— begin RECORDS SUPPLIED —

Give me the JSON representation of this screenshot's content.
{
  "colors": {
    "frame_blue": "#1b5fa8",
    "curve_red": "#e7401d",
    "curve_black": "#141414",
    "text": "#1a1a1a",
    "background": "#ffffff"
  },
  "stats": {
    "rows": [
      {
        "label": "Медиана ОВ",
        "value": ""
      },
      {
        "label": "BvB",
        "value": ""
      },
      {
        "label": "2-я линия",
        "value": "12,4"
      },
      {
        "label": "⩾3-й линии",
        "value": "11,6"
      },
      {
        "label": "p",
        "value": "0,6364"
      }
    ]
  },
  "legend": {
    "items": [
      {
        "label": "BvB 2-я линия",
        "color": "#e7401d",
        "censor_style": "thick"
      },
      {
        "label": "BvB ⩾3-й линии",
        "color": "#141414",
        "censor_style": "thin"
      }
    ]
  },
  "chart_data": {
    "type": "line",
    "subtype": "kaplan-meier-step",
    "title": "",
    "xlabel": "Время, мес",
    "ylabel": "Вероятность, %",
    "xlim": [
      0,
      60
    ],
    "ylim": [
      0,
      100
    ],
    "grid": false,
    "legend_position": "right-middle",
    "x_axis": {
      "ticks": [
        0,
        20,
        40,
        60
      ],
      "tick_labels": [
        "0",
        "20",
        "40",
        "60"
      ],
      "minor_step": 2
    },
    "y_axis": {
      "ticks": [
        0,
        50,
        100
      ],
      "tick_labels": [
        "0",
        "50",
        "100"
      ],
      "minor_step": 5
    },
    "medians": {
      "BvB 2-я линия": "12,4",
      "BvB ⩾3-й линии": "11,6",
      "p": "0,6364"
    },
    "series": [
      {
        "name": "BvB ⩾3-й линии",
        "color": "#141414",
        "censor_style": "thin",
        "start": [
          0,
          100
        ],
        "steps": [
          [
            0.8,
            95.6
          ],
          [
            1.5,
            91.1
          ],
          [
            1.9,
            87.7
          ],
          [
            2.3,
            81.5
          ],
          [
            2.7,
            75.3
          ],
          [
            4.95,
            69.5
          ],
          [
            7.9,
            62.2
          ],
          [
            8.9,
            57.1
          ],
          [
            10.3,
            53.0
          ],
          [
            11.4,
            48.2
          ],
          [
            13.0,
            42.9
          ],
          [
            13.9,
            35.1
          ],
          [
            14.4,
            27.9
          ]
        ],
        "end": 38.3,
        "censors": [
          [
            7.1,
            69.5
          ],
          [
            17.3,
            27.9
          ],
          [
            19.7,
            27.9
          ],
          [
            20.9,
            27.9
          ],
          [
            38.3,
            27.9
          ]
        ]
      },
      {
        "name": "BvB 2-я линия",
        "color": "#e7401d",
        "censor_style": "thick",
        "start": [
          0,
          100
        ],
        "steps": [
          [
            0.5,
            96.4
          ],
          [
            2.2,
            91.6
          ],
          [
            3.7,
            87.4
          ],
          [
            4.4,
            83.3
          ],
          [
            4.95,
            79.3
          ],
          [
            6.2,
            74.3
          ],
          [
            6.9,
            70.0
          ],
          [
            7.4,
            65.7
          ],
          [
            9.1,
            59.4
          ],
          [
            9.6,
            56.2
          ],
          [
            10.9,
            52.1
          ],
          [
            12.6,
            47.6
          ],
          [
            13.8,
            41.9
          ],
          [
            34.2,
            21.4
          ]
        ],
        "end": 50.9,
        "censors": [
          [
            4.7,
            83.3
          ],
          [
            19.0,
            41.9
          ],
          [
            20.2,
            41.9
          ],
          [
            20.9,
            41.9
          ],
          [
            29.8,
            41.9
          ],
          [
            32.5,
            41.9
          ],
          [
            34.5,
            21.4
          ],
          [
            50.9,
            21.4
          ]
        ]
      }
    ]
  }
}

— end RECORDS SUPPLIED —

## WHAT IS NEEDED
Copy the material above back out, exactly as written.

## SOLUTION FOR THIS TASK
Give me the JSON representation of this screenshot's content.
{
  "colors": {
    "frame_blue": "#1b5fa8",
    "curve_red": "#e7401d",
    "curve_black": "#141414",
    "text": "#1a1a1a",
    "background": "#ffffff"
  },
  "stats": {
    "rows": [
      {
        "label": "Медиана ОВ",
        "value": ""
      },
      {
        "label": "BvB",
        "value": ""
      },
      {
        "label": "2-я линия",
        "value": "12,4"
      },
      {
        "label": "⩾3-й линии",
        "value": "11,6"
      },
      {
        "label": "p",
        "value": "0,6364"
      }
    ]
  },
  "legend": {
    "items": [
      {
        "label": "BvB 2-я линия",
        "color": "#e7401d",
        "censor_style": "thick"
      },
      {
        "label": "BvB ⩾3-й линии",
        "color": "#141414",
        "censor_style": "thin"
      }
    ]
  },
  "chart_data": {
    "type": "line",
    "subtype": "kaplan-meier-step",
    "title": "",
    "xlabel": "Время, мес",
    "ylabel": "Вероятность, %",
    "xlim": [
      0,
      60
    ],
    "ylim": [
      0,
      100
    ],
    "grid": false,
    "legend_position": "right-middle",
    "x_axis": {
      "ticks": [
        0,
        20,
        40,
        60
      ],
      "tick_labels": [
        "0",
        "20",
        "40",
        "60"
      ],
      "minor_step": 2
    },
    "y_axis": {
      "ticks": [
        0,
        50,
        100
      ],
      "tick_labels": [
        "0",
        "50",
        "100"
      ],
      "minor_step": 5
    },
    "medians": {
      "BvB 2-я линия": "12,4",
      "BvB ⩾3-й линии": "11,6",
      "p": "0,6364"
    },
    "series": [
      {
        "name": "BvB ⩾3-й линии",
        "color": "#141414",
        "censor_style": "thin",
        "start": [
          0,
          100
        ],
        "steps": [
          [
            0.8,
            95.6
          ],
          [
            1.5,
            91.1
          ],
          [
            1.9,
            87.7
          ],
          [
            2.3,
            81.5
          ],
          [
            2.7,
            75.3
          ],
          [
            4.95,
            69.5
          ],
          [
            7.9,
            62.2
          ],
          [
            8.9,
            57.1
          ],
          [
            10.3,
            53.0
          ],
          [
            11.4,
            48.2
          ],
          [
            13.0,
            42.9
          ],
          [
            13.9,
            35.1
          ],
          [
            14.4,
            27.9
          ]
        ],
        "end": 38.3,
        "censors": [
          [
            7.1,
            69.5
          ],
          [
            17.3,
            27.9
          ],
          [
            19.7,
            27.9
          ],
          [
            20.9,
            27.9
          ],
          [
            38.3,
            27.9
          ]
        ]
      },
      {
        "name": "BvB 2-я линия",
        "color": "#e7401d",
        "censor_style": "thick",
        "start": [
          0,
          100
        ],
        "steps": [
          [
            0.5,
            96.4
          ],
          [
            2.2,
            91.6
          ],
          [
            3.7,
            87.4
          ],
          [
            4.4,
            83.3
          ],
          [
            4.95,
            79.3
          ],
          [
            6.2,
            74.3
          ],
          [
            6.9,
            70.0
          ],
          [
            7.4,
            65.7
          ],
          [
            9.1,
            59.4
          ],
          [
            9.6,
            56.2
          ],
          [
            10.9,
            52.1
          ],
          [
            12.6,
            47.6
          ],
          [
            13.8,
            41.9
          ],
          [
            34.2,
            21.4
          ]
        ],
        "end": 50.9,
        "censors": [
          [
            4.7,
            83.3
          ],
          [
            19.0,
            41.9
          ],
          [
            20.2,
            41.9
          ],
          [
            20.9,
            41.9
          ],
          [
            29.8,
            41.9
          ],
          [
            32.5,
            41.9
          ],
          [
            34.5,
            21.4
          ],
          [
            50.9,
            21.4
          ]
        ]
      }
    ]
  }
}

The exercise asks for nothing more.